Input records =
::::::::::
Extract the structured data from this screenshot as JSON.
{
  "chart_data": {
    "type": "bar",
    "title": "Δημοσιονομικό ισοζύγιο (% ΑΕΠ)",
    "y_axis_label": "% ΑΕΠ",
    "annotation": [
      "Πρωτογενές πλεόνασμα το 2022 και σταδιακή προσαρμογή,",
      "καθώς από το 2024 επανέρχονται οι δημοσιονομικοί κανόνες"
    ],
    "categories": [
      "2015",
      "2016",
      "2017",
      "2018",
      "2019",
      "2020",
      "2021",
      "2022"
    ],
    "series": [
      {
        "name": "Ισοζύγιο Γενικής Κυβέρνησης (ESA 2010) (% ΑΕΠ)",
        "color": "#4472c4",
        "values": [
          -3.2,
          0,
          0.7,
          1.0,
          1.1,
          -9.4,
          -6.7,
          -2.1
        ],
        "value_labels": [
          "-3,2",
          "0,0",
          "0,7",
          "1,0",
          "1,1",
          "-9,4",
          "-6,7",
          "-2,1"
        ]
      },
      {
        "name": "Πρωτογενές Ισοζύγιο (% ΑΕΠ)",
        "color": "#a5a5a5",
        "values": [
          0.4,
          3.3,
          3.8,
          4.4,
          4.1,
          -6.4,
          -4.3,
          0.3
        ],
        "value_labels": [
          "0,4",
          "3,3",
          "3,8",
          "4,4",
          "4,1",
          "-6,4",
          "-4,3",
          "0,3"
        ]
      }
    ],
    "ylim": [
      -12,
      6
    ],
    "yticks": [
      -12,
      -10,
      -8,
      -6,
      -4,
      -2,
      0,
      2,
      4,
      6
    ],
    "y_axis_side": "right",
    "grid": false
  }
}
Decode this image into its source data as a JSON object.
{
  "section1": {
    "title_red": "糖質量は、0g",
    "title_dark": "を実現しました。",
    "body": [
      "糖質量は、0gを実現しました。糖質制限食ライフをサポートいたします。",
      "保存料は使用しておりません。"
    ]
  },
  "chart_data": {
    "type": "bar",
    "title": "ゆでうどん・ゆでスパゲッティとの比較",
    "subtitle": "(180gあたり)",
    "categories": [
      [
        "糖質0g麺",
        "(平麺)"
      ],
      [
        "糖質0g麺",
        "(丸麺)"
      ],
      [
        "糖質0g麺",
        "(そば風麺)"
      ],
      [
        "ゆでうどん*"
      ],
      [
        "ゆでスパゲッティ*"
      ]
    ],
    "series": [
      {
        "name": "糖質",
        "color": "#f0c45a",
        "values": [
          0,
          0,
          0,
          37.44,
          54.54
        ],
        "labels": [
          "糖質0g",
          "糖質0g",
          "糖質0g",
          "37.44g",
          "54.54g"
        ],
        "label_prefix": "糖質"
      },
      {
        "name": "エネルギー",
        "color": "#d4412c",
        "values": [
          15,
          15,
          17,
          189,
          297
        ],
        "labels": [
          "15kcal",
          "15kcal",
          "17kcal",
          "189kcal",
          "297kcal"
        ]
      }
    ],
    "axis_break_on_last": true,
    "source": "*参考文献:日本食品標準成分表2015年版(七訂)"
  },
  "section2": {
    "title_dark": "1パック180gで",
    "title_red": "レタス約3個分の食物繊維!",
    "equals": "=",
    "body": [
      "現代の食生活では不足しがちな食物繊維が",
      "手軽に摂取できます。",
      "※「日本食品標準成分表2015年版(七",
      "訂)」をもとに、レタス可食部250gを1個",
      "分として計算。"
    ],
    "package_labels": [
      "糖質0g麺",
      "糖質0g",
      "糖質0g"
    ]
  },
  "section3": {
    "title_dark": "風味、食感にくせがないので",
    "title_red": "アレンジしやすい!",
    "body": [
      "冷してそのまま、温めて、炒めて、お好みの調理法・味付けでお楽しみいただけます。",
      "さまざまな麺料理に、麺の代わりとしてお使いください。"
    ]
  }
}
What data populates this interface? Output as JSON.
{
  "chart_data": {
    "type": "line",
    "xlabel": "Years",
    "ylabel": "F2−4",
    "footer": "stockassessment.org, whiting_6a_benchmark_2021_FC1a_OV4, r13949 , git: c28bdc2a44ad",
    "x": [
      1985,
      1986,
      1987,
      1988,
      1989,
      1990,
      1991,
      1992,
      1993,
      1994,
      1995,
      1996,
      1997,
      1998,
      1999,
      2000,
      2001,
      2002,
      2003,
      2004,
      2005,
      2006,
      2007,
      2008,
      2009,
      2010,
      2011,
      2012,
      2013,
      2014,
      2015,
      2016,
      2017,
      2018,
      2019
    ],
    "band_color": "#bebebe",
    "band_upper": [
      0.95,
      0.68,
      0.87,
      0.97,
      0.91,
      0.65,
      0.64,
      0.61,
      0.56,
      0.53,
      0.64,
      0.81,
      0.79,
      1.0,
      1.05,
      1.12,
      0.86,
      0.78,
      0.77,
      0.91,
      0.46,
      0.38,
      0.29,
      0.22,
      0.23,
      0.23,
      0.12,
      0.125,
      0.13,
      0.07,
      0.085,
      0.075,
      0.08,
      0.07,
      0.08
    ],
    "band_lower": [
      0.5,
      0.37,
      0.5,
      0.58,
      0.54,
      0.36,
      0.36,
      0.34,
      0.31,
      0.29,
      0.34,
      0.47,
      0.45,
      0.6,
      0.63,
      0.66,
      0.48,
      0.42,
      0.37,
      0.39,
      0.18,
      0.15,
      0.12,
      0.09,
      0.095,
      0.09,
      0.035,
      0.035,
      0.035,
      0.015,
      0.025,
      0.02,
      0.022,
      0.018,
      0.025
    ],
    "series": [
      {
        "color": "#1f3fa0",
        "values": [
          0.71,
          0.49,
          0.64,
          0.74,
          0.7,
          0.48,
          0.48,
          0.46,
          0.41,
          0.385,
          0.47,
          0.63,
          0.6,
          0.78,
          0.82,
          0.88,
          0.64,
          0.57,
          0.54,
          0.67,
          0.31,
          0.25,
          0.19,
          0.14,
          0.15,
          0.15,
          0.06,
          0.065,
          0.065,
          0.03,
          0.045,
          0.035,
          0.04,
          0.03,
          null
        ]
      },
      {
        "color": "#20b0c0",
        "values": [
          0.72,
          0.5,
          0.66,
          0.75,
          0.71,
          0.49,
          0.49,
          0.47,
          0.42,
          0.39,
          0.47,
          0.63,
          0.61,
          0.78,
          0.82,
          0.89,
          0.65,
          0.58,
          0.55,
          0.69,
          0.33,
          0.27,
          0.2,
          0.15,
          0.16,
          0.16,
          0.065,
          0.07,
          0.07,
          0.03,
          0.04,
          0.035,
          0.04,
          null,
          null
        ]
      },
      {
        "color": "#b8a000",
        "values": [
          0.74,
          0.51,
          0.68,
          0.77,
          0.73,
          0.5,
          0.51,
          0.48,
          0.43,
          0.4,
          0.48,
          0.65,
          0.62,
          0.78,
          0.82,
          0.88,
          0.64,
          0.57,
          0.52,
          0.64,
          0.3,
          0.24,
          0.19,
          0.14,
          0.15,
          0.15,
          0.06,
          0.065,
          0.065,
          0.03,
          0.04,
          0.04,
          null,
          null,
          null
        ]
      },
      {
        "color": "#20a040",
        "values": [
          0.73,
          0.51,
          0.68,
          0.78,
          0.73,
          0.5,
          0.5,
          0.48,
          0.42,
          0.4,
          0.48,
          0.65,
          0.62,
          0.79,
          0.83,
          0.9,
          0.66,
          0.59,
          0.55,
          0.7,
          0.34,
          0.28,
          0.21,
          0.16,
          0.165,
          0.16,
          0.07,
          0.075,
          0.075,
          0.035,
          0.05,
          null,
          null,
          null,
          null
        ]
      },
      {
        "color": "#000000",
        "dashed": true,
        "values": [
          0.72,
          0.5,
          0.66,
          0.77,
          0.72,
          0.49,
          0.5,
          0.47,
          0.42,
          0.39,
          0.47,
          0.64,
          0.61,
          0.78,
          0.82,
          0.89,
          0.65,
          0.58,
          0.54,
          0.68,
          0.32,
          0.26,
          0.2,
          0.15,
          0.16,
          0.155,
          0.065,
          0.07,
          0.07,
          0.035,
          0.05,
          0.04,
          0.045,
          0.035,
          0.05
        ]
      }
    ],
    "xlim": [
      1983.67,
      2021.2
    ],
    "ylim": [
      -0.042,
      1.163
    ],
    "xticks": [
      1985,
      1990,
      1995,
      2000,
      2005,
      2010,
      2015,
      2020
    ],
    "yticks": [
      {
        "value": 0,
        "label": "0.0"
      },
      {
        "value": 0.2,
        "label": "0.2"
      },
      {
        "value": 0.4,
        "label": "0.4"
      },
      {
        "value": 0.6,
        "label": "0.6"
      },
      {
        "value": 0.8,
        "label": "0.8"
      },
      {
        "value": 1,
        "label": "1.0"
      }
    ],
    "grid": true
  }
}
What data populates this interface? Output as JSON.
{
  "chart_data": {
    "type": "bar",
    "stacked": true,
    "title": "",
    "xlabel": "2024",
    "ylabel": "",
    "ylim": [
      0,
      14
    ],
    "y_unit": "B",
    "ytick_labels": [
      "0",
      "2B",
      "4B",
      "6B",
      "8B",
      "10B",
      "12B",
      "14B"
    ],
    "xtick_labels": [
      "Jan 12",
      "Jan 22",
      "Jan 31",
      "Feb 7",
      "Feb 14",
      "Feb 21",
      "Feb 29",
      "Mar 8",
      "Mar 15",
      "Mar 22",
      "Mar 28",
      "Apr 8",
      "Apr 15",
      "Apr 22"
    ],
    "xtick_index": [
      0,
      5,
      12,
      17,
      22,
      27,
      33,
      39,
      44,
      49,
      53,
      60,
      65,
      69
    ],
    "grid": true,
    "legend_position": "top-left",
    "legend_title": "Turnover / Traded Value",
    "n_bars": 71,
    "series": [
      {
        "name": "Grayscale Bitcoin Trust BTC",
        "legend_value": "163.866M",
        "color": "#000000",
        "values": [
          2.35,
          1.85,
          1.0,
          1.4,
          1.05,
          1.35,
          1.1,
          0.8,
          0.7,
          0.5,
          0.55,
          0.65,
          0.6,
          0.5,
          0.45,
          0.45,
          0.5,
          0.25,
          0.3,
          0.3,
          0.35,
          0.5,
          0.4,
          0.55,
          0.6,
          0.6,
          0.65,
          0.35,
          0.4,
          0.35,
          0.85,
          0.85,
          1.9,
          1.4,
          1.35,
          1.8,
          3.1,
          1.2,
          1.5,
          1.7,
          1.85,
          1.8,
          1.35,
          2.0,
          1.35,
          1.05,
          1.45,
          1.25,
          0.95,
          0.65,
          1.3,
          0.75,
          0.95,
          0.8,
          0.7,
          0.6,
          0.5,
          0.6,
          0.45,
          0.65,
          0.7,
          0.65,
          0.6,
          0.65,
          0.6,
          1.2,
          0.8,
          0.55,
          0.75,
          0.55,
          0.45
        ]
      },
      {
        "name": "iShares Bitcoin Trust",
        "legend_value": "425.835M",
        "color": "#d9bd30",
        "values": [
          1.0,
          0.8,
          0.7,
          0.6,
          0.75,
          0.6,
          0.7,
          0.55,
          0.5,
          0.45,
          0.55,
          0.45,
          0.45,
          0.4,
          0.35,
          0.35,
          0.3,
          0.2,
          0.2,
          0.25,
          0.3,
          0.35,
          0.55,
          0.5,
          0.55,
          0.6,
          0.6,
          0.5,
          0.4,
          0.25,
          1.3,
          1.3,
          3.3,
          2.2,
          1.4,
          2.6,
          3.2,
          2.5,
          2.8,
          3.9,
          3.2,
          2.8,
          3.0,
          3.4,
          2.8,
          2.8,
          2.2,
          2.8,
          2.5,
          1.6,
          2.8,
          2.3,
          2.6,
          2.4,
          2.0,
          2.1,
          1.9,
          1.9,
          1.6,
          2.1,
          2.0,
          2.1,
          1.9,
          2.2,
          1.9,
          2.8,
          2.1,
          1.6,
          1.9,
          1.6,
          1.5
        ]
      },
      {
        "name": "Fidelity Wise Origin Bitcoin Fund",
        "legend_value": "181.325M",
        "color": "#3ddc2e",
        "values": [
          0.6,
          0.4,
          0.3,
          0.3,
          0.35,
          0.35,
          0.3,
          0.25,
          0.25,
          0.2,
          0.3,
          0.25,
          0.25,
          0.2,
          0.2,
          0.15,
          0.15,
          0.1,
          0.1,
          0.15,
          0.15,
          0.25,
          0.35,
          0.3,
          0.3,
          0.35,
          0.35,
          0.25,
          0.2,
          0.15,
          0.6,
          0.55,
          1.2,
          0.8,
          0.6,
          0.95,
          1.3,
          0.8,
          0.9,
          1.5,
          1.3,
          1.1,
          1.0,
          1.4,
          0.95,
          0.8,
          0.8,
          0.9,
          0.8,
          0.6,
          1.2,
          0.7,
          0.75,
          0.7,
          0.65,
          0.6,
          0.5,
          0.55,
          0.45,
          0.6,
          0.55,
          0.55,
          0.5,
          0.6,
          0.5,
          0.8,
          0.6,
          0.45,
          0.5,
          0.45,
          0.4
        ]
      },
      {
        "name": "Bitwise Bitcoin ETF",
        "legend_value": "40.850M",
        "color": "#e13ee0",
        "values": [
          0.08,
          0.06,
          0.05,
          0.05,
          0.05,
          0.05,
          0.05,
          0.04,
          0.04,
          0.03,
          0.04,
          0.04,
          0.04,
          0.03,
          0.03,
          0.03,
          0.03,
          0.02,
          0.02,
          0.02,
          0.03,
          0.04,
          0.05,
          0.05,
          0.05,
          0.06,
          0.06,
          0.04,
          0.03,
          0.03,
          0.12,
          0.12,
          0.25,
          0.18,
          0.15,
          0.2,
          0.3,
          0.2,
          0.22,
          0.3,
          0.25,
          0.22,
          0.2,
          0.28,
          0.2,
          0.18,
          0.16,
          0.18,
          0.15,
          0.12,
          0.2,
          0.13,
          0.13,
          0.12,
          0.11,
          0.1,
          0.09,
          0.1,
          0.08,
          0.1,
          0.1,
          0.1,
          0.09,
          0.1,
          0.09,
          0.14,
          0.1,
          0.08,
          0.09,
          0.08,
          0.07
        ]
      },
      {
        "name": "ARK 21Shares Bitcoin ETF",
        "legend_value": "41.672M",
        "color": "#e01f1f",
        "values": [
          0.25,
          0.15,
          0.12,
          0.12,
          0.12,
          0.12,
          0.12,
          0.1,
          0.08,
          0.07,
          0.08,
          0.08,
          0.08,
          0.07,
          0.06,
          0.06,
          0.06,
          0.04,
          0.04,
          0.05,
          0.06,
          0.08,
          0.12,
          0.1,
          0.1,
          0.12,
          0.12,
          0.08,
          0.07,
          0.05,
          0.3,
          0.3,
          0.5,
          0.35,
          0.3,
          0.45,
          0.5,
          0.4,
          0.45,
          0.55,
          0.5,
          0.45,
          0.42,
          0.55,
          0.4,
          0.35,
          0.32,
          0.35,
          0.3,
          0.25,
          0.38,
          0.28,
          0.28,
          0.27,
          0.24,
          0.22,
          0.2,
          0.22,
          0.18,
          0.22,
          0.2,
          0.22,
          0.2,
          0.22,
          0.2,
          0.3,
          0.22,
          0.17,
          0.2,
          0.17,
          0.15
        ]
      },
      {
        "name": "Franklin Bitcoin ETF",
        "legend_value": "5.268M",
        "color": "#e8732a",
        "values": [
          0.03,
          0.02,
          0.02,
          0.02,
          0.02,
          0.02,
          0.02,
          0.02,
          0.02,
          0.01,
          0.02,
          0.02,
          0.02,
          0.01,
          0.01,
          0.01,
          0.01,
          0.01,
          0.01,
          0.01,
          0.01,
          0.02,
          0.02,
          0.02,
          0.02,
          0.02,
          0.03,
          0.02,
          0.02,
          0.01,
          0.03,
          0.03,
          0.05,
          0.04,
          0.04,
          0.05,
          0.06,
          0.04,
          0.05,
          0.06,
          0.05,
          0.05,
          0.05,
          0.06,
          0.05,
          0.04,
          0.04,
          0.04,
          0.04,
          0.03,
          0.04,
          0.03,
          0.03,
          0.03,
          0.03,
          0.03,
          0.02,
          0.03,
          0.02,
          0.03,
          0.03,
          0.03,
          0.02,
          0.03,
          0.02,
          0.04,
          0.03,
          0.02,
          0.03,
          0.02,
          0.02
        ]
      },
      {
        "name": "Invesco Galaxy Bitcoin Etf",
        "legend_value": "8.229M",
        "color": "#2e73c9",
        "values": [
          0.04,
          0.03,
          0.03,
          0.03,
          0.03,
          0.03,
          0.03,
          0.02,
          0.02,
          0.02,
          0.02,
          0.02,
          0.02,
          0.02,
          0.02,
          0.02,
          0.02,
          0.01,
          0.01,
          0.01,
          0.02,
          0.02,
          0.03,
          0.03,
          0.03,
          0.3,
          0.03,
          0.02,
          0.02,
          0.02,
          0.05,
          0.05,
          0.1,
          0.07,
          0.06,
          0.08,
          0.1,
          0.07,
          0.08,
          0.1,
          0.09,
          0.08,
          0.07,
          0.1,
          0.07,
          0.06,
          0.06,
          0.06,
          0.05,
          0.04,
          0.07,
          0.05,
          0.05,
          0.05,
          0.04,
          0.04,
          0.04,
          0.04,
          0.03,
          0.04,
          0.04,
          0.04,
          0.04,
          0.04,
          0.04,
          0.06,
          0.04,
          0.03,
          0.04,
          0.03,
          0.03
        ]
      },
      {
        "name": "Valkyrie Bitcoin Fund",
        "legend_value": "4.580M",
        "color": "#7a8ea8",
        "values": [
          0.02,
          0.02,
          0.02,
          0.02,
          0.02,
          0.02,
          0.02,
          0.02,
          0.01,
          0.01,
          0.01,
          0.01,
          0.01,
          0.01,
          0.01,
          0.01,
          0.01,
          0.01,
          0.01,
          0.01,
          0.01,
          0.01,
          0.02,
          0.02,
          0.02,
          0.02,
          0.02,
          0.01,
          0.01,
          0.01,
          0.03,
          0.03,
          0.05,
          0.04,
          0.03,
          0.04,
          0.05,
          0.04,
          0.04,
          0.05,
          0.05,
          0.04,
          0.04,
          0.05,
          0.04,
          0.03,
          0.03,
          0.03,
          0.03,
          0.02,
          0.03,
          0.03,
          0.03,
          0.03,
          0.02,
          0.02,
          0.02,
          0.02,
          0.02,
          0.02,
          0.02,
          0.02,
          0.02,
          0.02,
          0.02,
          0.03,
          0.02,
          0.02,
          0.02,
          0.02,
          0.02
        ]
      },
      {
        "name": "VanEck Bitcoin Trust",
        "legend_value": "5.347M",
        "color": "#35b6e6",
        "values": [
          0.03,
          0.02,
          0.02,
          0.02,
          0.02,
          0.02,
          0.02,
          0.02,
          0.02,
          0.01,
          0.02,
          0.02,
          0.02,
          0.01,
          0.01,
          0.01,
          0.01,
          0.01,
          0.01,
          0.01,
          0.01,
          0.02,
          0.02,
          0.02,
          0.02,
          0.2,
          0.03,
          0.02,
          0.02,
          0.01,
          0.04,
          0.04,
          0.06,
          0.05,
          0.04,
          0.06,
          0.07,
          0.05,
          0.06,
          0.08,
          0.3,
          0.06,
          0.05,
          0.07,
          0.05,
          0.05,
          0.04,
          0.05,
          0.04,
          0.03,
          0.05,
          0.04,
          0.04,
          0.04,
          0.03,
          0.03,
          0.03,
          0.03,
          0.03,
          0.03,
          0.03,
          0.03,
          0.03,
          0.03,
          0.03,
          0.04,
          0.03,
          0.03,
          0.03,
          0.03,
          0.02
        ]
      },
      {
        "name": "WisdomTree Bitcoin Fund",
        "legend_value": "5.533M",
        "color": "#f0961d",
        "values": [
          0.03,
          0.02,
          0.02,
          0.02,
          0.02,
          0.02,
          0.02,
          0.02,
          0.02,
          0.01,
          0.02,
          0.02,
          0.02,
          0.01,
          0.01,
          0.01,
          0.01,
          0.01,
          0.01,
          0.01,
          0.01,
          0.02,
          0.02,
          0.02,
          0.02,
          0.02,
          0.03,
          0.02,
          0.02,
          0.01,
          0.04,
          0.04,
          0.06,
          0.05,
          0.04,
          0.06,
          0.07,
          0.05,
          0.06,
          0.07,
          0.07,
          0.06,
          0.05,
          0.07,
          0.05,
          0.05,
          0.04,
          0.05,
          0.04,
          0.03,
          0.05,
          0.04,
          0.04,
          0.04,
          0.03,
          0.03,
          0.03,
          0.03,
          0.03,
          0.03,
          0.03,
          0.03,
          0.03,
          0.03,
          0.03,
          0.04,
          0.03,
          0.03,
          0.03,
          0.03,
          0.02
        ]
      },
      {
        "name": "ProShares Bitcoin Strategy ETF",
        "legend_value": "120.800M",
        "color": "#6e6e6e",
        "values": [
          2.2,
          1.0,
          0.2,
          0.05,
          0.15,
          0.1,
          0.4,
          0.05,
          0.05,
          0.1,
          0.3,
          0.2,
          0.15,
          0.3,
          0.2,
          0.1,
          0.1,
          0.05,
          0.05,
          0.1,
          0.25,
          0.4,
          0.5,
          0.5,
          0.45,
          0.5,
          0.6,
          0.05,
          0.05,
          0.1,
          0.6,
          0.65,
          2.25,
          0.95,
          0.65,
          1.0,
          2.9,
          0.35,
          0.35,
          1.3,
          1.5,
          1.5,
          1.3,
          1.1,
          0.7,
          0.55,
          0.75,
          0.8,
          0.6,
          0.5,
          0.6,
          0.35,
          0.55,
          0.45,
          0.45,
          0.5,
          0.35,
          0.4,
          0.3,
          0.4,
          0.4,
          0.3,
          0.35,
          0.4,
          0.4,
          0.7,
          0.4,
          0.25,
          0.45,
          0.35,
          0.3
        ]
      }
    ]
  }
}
::::::::::
Problem to solve = In the entries above, find every line with the word "JSON" and list it.

The result =
Extract the structured data from this screenshot as JSON.
Decode this image into its source data as a JSON object.
What data populates this interface? Output as JSON.
What data populates this interface? Output as JSON.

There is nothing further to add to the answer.